start EXTRACT PROVIDED
Victor Gregg, rifleman, prisoner-of-war and survivor of the Dresden bombing, has written a book Dresden: A Survivor's Story. Remarkably, Victor not only managed to survive the bombing but has survived to the age of 99. He now lives on the south coast of England and was interviewed by BBC World Service about his experiences - the interview was broadcast on 12th February 2019 and included the following.

 

WS: Victor can remember with great clarity what he witnessed in Dresden more than 70 years ago

 

VG: As the centre of Dresden became one big furnace you see women holding their children and they're both alight. They're drawn up into this vortex of flames and smoke. There's screaming going on, not because people are frightened or scared but because they're being roasted to death.

 

WS: Could anything of what you had already been through have prepared you for what you saw at Dresden?

 

VG: I'd seen it all. In six years' I'd walked over battlefields that were littered with dead bodies. Nothing prepared me for the shock of women and old people being crucified (perhaps here, Victor means scorched and shriveled)

 

WS: Victor Gregg spent five days helping to recover the bodies of the dead. Many had been trapped underground in, what he says had become, human ovens.

 

VG: The biggest cellar that took us two days to open ... we couldn't go inside, it was horrible. There weren't any bodies, there were just bones sticking out; that was all that was left.
end EXTRACT PROVIDED
start DATA SUPPLIED
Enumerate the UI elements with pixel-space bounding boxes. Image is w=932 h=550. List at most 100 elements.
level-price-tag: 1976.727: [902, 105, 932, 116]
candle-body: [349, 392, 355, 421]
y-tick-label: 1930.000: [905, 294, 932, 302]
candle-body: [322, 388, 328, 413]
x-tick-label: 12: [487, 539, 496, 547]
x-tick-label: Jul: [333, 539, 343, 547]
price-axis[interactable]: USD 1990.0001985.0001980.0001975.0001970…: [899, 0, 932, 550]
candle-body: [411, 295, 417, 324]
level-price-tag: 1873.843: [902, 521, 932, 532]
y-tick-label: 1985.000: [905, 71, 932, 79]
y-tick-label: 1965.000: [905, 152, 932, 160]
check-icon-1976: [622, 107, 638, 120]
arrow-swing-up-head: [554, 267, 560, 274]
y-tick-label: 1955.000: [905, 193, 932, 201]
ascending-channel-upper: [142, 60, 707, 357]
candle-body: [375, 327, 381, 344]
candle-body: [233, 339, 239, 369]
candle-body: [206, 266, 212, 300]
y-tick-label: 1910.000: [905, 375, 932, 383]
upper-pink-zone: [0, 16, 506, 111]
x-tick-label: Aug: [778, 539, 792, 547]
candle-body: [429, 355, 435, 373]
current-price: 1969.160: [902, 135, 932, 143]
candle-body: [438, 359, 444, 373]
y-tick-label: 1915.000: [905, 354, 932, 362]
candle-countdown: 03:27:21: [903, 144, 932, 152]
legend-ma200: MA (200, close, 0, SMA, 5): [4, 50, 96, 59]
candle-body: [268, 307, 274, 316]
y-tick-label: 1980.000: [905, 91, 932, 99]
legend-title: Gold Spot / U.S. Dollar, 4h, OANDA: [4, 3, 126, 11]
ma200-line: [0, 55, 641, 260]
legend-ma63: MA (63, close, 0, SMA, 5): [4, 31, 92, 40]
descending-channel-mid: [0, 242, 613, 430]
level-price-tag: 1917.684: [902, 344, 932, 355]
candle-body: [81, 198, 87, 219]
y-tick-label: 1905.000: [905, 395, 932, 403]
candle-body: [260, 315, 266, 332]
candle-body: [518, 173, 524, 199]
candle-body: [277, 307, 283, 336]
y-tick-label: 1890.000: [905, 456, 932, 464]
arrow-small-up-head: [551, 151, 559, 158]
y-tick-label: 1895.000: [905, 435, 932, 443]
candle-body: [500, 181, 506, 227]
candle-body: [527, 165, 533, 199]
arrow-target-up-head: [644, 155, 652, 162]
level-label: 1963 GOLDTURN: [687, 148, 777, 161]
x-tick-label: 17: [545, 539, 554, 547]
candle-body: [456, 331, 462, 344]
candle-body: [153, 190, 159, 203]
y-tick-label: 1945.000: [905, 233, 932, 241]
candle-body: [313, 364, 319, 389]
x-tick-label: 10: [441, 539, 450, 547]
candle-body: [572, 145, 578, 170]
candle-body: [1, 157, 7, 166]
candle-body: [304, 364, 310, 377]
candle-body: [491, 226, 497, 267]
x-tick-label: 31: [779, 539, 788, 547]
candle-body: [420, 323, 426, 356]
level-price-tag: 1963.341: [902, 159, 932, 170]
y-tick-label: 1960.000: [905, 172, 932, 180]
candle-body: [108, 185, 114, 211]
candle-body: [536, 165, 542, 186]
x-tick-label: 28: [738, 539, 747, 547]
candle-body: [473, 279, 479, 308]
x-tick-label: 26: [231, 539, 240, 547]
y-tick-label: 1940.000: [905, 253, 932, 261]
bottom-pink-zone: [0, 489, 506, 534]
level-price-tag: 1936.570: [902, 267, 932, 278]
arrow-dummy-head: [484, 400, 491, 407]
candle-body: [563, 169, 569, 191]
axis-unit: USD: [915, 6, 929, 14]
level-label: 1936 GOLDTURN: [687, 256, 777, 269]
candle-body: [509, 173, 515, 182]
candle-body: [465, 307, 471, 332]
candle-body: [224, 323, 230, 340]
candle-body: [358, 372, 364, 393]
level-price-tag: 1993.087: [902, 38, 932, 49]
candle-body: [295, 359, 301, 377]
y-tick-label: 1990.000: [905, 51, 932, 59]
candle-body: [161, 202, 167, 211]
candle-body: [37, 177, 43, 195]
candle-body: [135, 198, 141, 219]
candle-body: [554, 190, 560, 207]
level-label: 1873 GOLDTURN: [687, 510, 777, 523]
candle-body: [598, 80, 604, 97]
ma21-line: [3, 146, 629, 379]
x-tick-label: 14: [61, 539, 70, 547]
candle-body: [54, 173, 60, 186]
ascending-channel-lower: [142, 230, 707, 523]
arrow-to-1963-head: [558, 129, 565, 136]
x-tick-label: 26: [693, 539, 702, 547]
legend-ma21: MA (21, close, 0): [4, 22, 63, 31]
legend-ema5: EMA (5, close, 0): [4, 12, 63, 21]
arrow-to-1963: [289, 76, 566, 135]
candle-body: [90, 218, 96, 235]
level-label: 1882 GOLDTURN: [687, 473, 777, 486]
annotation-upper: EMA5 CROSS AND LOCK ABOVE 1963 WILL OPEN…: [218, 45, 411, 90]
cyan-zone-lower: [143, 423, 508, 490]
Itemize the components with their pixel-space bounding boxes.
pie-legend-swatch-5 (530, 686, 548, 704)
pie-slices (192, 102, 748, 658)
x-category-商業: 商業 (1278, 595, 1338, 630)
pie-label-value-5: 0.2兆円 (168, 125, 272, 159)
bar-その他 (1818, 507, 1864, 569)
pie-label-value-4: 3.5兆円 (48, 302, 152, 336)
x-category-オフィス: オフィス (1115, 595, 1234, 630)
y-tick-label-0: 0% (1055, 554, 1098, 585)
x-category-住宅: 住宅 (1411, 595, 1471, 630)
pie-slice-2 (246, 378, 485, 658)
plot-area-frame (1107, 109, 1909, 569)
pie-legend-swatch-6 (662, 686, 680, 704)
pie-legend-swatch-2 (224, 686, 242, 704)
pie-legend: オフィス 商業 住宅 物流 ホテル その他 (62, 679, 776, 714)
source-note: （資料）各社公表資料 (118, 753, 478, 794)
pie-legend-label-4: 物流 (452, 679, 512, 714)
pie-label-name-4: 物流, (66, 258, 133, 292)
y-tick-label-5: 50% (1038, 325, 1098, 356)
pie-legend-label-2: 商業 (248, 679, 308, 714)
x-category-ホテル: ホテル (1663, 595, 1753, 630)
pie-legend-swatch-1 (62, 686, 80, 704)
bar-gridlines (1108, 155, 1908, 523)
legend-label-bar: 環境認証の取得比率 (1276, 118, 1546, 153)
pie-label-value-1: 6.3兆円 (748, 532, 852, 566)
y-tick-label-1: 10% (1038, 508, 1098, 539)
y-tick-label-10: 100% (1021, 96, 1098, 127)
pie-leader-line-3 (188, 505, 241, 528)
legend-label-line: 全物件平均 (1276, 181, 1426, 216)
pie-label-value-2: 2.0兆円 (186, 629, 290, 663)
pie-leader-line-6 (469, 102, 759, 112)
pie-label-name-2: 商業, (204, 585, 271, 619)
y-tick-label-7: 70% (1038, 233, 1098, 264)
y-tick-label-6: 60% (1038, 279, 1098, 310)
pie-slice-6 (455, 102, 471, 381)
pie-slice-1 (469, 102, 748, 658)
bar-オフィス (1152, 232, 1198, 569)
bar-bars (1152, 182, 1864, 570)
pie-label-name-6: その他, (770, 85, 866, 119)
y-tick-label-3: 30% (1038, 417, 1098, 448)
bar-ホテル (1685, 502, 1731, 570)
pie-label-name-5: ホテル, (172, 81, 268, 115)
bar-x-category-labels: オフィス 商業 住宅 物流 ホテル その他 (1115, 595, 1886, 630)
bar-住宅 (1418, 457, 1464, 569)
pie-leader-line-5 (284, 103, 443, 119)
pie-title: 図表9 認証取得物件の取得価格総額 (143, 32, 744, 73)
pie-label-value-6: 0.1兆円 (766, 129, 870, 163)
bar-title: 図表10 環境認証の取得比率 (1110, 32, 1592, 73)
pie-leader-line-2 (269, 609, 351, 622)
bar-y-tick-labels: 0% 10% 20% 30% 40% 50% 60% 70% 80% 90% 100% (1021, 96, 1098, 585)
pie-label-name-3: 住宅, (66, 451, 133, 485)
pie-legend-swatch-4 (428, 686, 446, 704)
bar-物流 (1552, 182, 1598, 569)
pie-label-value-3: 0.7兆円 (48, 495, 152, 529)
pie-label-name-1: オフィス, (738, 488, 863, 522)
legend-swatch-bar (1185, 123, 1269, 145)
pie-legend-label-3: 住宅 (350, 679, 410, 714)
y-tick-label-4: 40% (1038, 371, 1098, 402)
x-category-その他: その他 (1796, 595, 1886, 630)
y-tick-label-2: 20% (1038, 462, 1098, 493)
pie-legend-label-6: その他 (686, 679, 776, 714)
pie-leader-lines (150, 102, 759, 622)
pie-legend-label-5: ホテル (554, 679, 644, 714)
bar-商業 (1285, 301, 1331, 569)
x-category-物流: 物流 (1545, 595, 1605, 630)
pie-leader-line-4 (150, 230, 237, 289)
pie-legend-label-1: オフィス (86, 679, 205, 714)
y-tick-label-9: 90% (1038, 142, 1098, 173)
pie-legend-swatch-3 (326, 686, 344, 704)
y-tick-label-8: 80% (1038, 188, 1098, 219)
end DATA SUPPLIED
- **REQUIREMENTS**
1) Answer the following from the Dresden interview excerpt, one line each:
(a) On what date was the interview broadcast?
(b) For how many days did Victor Gregg help recover the bodies of the dead?
(c) How long did it take to open the biggest cellar?
2) The opening sentence of the Dresden interview excerpt describes Victor Gregg between his name and the words "has written". List each of those descriptions.

- **COMPLETED EXERCISE**
1)
(a) 12th February 2019
(b) Five days
(c) Two days

2)
- Rifleman
- Prisoner-of-war
- Survivor of the Dresden bombing